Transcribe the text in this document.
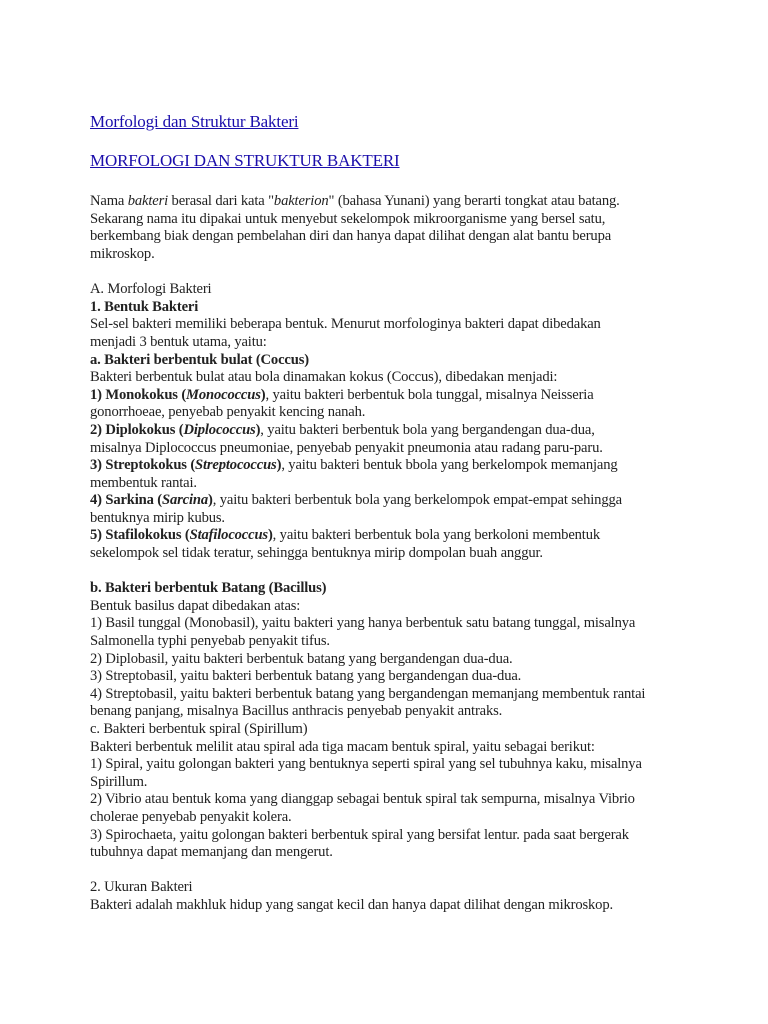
Morfologi dan Struktur Bakteri

MORFOLOGI DAN STRUKTUR BAKTERI

Nama bakteri berasal dari kata "bakterion" (bahasa Yunani) yang berarti tongkat atau batang.
Sekarang nama itu dipakai untuk menyebut sekelompok mikroorganisme yang bersel satu,
berkembang biak dengan pembelahan diri dan hanya dapat dilihat dengan alat bantu berupa
mikroskop.

A. Morfologi Bakteri
1. Bentuk Bakteri
Sel-sel bakteri memiliki beberapa bentuk. Menurut morfologinya bakteri dapat dibedakan
menjadi 3 bentuk utama, yaitu:
a. Bakteri berbentuk bulat (Coccus)
Bakteri berbentuk bulat atau bola dinamakan kokus (Coccus), dibedakan menjadi:
1) Monokokus (Monococcus), yaitu bakteri berbentuk bola tunggal, misalnya Neisseria
gonorrhoeae, penyebab penyakit kencing nanah.
2) Diplokokus (Diplococcus), yaitu bakteri berbentuk bola yang bergandengan dua-dua,
misalnya Diplococcus pneumoniae, penyebab penyakit pneumonia atau radang paru-paru.
3) Streptokokus (Streptococcus), yaitu bakteri bentuk bbola yang berkelompok memanjang
membentuk rantai.
4) Sarkina (Sarcina), yaitu bakteri berbentuk bola yang berkelompok empat-empat sehingga
bentuknya mirip kubus.
5) Stafilokokus (Stafilococcus), yaitu bakteri berbentuk bola yang berkoloni membentuk
sekelompok sel tidak teratur, sehingga bentuknya mirip dompolan buah anggur.

b. Bakteri berbentuk Batang (Bacillus)
Bentuk basilus dapat dibedakan atas:
1) Basil tunggal (Monobasil), yaitu bakteri yang hanya berbentuk satu batang tunggal, misalnya
Salmonella typhi penyebab penyakit tifus.
2) Diplobasil, yaitu bakteri berbentuk batang yang bergandengan dua-dua.
3) Streptobasil, yaitu bakteri berbentuk batang yang bergandengan dua-dua.
4) Streptobasil, yaitu bakteri berbentuk batang yang bergandengan memanjang membentuk rantai
benang panjang, misalnya Bacillus anthracis penyebab penyakit antraks.
c. Bakteri berbentuk spiral (Spirillum)
Bakteri berbentuk melilit atau spiral ada tiga macam bentuk spiral, yaitu sebagai berikut:
1) Spiral, yaitu golongan bakteri yang bentuknya seperti spiral yang sel tubuhnya kaku, misalnya
Spirillum.
2) Vibrio atau bentuk koma yang dianggap sebagai bentuk spiral tak sempurna, misalnya Vibrio
cholerae penyebab penyakit kolera.
3) Spirochaeta, yaitu golongan bakteri berbentuk spiral yang bersifat lentur. pada saat bergerak
tubuhnya dapat memanjang dan mengerut.

2. Ukuran Bakteri
Bakteri adalah makhluk hidup yang sangat kecil dan hanya dapat dilihat dengan mikroskop.
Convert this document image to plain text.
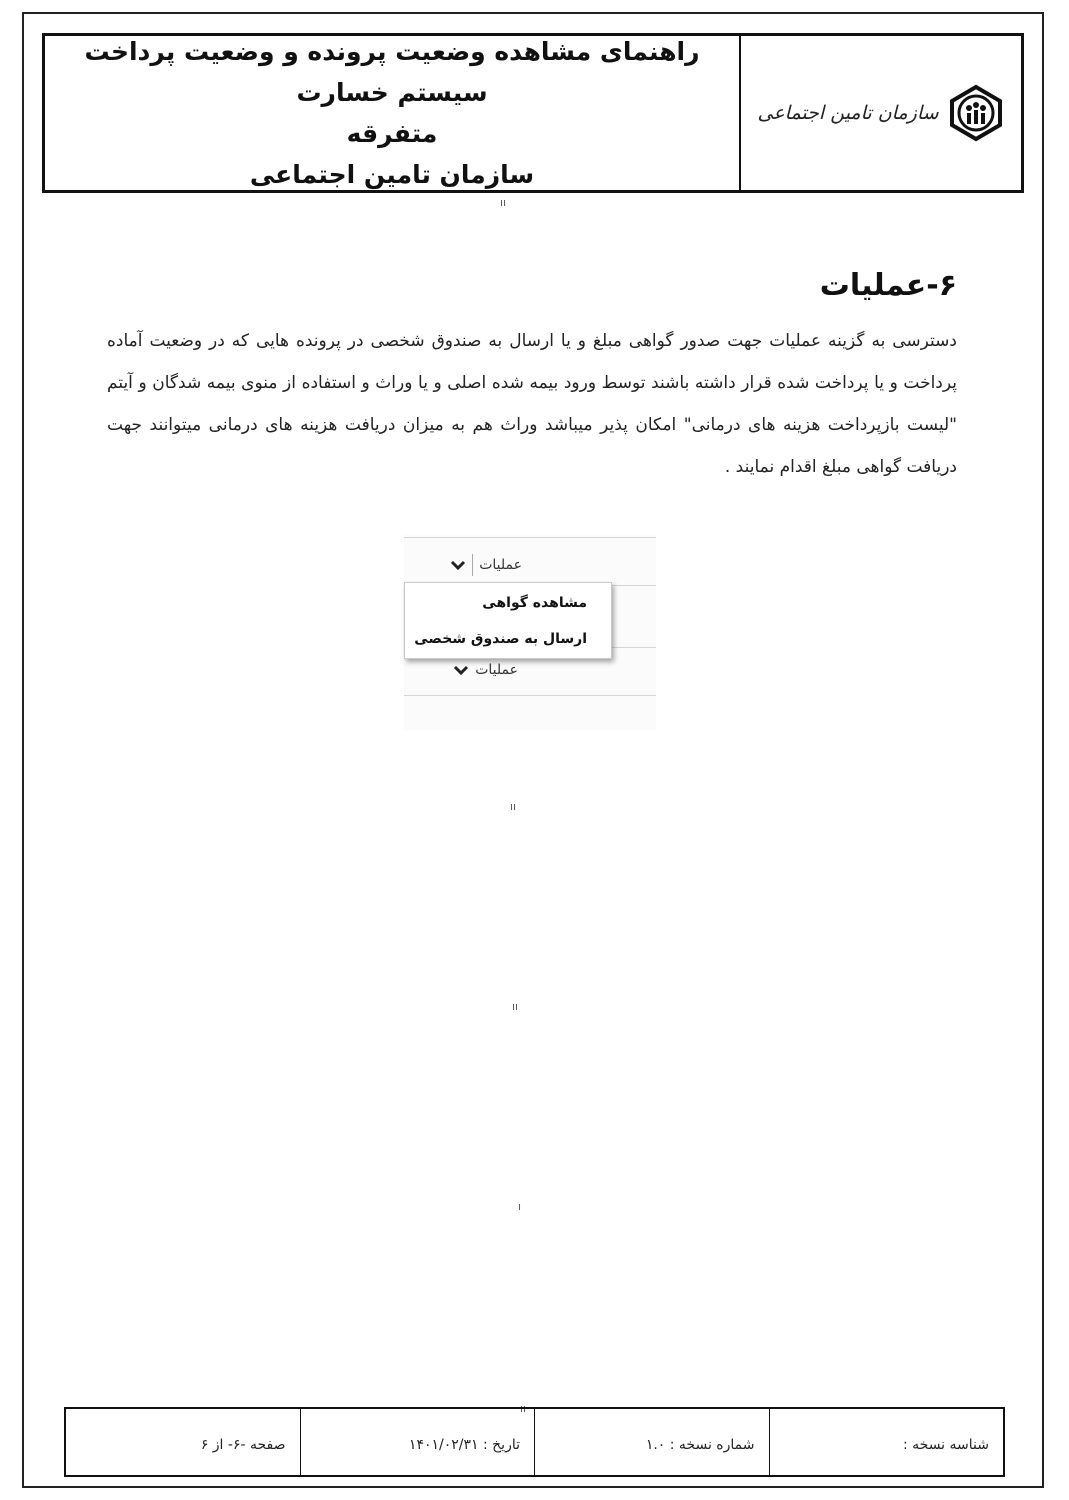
راهنمای مشاهده وضعیت پرونده و وضعیت پرداخت سیستم خسارت
متفرقه
سازمان تامین اجتماعی
سازمان تامین اجتماعی
۶-عملیات
دسترسی به گزینه عملیات جهت صدور گواهی مبلغ و یا ارسال به صندوق شخصی در پرونده هایی که در وضعیت آماده پرداخت و یا پرداخت شده قرار داشته باشند توسط ورود بیمه شده اصلی و یا وراث و استفاده از منوی بیمه شدگان و آیتم "لیست بازپرداخت هزینه های درمانی" امکان پذیر میباشد وراث هم به میزان دریافت هزینه های درمانی میتوانند جهت دریافت گواهی مبلغ اقدام نمایند .
عملیات
عملیات
مشاهده گواهی
ارسال به صندوق شخصی
ıı
ıı
ıı
ı
ıı
شناسه نسخه :
شماره نسخه : ۱.۰
تاریخ : ۱۴۰۱/۰۲/۳۱
صفحه -۶- از ۶
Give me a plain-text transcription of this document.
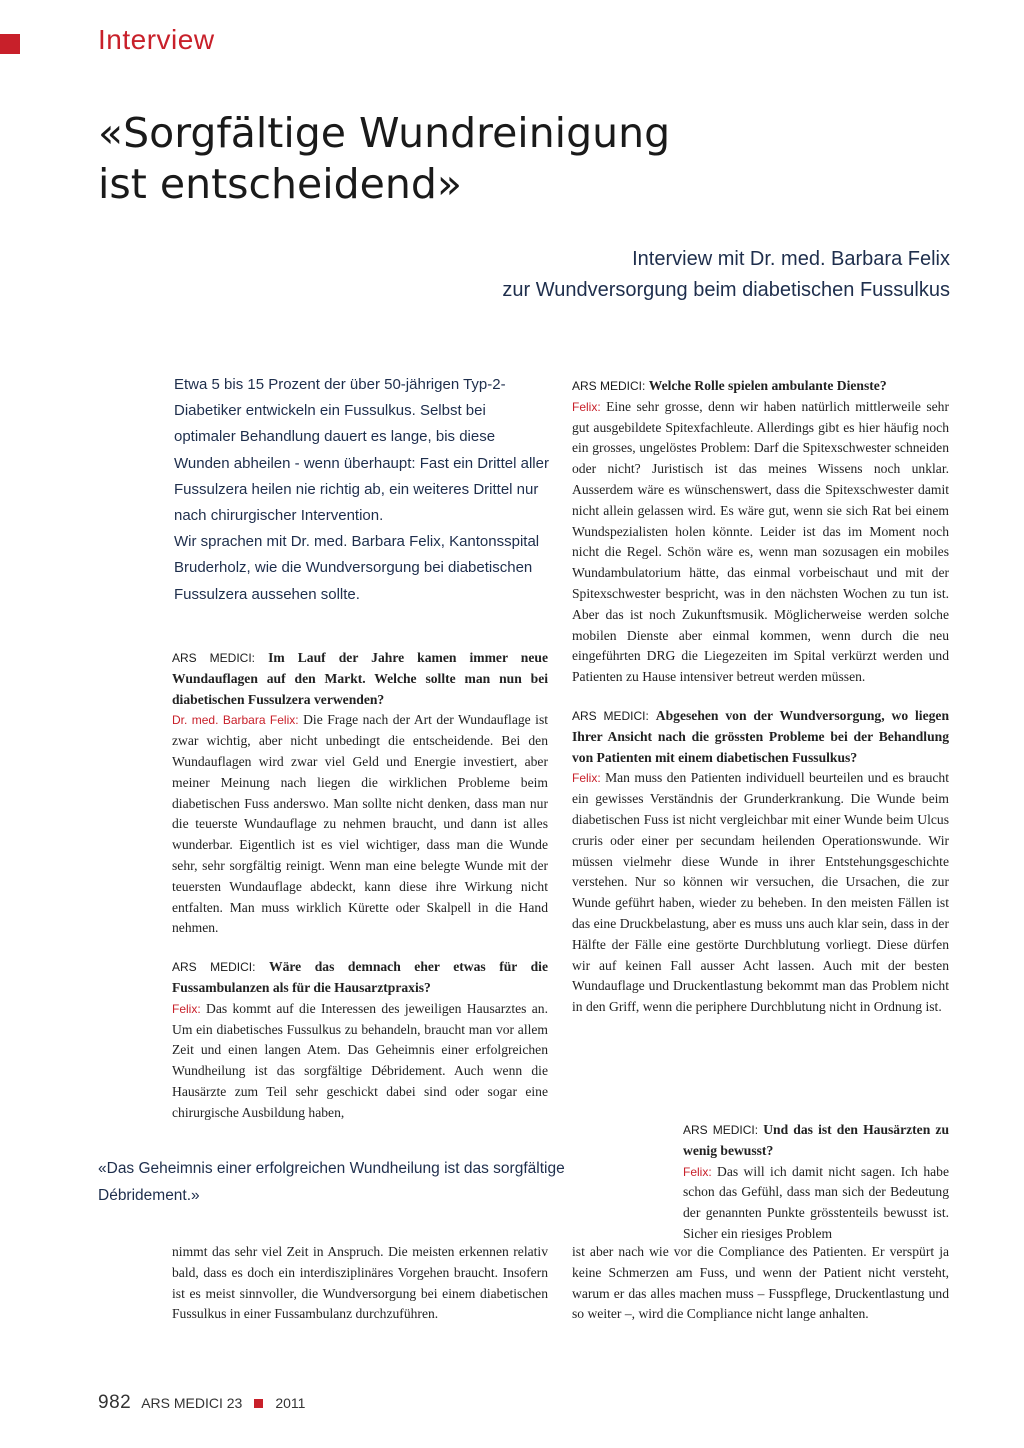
Interview
«Sorgfältige Wundreinigung
ist entscheidend»
Interview mit Dr. med. Barbara Felix
zur Wundversorgung beim diabetischen Fussulkus

Etwa 5 bis 15 Prozent der über 50-jährigen Typ-2-Diabetiker entwickeln ein Fussulkus. Selbst bei optimaler Behandlung dauert es lange, bis diese Wunden abheilen - wenn überhaupt: Fast ein Drittel aller Fussulzera heilen nie richtig ab, ein weiteres Drittel nur nach chirurgischer Intervention.

Wir sprachen mit Dr. med. Barbara Felix, Kantonsspital Bruderholz, wie die Wundversorgung bei diabetischen Fussulzera aussehen sollte.

ARS MEDICI: Im Lauf der Jahre kamen immer neue Wundauflagen auf den Markt. Welche sollte man nun bei diabetischen Fussulzera verwenden?
Dr. med. Barbara Felix: Die Frage nach der Art der Wundauflage ist zwar wichtig, aber nicht unbedingt die entscheidende. Bei den Wundauflagen wird zwar viel Geld und Energie investiert, aber meiner Meinung nach liegen die wirklichen Probleme beim diabetischen Fuss anderswo. Man sollte nicht denken, dass man nur die teuerste Wundauflage zu nehmen braucht, und dann ist alles wunderbar. Eigentlich ist es viel wichtiger, dass man die Wunde sehr, sehr sorgfältig reinigt. Wenn man eine belegte Wunde mit der teuersten Wundauflage abdeckt, kann diese ihre Wirkung nicht entfalten. Man muss wirklich Kürette oder Skalpell in die Hand nehmen.

ARS MEDICI: Wäre das demnach eher etwas für die Fussambulanzen als für die Hausarztpraxis?
Felix: Das kommt auf die Interessen des jeweiligen Hausarztes an. Um ein diabetisches Fussulkus zu behandeln, braucht man vor allem Zeit und einen langen Atem. Das Geheimnis einer erfolgreichen Wundheilung ist das sorgfältige Débridement. Auch wenn die Hausärzte zum Teil sehr geschickt dabei sind oder sogar eine chirurgische Ausbildung haben,

«Das Geheimnis einer erfolgreichen Wundheilung ist das sorgfältige Débridement.»

nimmt das sehr viel Zeit in Anspruch. Die meisten erkennen relativ bald, dass es doch ein interdisziplinäres Vorgehen braucht. Insofern ist es meist sinnvoller, die Wundversorgung bei einem diabetischen Fussulkus in einer Fussambulanz durchzuführen.

ARS MEDICI: Welche Rolle spielen ambulante Dienste?
Felix: Eine sehr grosse, denn wir haben natürlich mittlerweile sehr gut ausgebildete Spitexfachleute. Allerdings gibt es hier häufig noch ein grosses, ungelöstes Problem: Darf die Spitexschwester schneiden oder nicht? Juristisch ist das meines Wissens noch unklar. Ausserdem wäre es wünschenswert, dass die Spitexschwester damit nicht allein gelassen wird. Es wäre gut, wenn sie sich Rat bei einem Wundspezialisten holen könnte. Leider ist das im Moment noch nicht die Regel. Schön wäre es, wenn man sozusagen ein mobiles Wundambulatorium hätte, das einmal vorbeischaut und mit der Spitexschwester bespricht, was in den nächsten Wochen zu tun ist. Aber das ist noch Zukunftsmusik. Möglicherweise werden solche mobilen Dienste aber einmal kommen, wenn durch die neu eingeführten DRG die Liegezeiten im Spital verkürzt werden und Patienten zu Hause intensiver betreut werden müssen.

ARS MEDICI: Abgesehen von der Wundversorgung, wo liegen Ihrer Ansicht nach die grössten Probleme bei der Behandlung von Patienten mit einem diabetischen Fussulkus?
Felix: Man muss den Patienten individuell beurteilen und es braucht ein gewisses Verständnis der Grunderkrankung. Die Wunde beim diabetischen Fuss ist nicht vergleichbar mit einer Wunde beim Ulcus cruris oder einer per secundam heilenden Operationswunde. Wir müssen vielmehr diese Wunde in ihrer Entstehungsgeschichte verstehen. Nur so können wir versuchen, die Ursachen, die zur Wunde geführt haben, wieder zu beheben. In den meisten Fällen ist das eine Druckbelastung, aber es muss uns auch klar sein, dass in der Hälfte der Fälle eine gestörte Durchblutung vorliegt. Diese dürfen wir auf keinen Fall ausser Acht lassen. Auch mit der besten Wundauflage und Druckentlastung bekommt man das Problem nicht in den Griff, wenn die periphere Durchblutung nicht in Ordnung ist.

ARS MEDICI: Und das ist den Hausärzten zu wenig bewusst?
Felix: Das will ich damit nicht sagen. Ich habe schon das Gefühl, dass man sich der Bedeutung der genannten Punkte grösstenteils bewusst ist. Sicher ein riesiges Problem

ist aber nach wie vor die Compliance des Patienten. Er verspürt ja keine Schmerzen am Fuss, und wenn der Patient nicht versteht, warum er das alles machen muss – Fusspflege, Druckentlastung und so weiter –, wird die Compliance nicht lange anhalten.

982 ARS MEDICI 23 2011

-*-

◆ Exercise ◆
Scan the lines for the string "damit". Pick out every line that has it.

◆ Complete answer ◆
Felix: Eine sehr grosse, denn wir haben natürlich mittlerweile sehr gut ausgebildete Spitexfachleute. Allerdings gibt es hier häufig noch ein grosses, ungelöstes Problem: Darf die Spitexschwester schneiden oder nicht? Juristisch ist das meines Wissens noch unklar. Ausserdem wäre es wünschenswert, dass die Spitexschwester damit nicht allein gelassen wird. Es wäre gut, wenn sie sich Rat bei einem Wundspezialisten holen könnte. Leider ist das im Moment noch nicht die Regel. Schön wäre es, wenn man sozusagen ein mobiles Wundambulatorium hätte, das einmal vorbeischaut und mit der Spitexschwester bespricht, was in den nächsten Wochen zu tun ist. Aber das ist noch Zukunftsmusik. Möglicherweise werden solche mobilen Dienste aber einmal kommen, wenn durch die neu eingeführten DRG die Liegezeiten im Spital verkürzt werden und Patienten zu Hause intensiver betreut werden müssen.
Felix: Das will ich damit nicht sagen. Ich habe schon das Gefühl, dass man sich der Bedeutung der genannten Punkte grösstenteils bewusst ist. Sicher ein riesiges Problem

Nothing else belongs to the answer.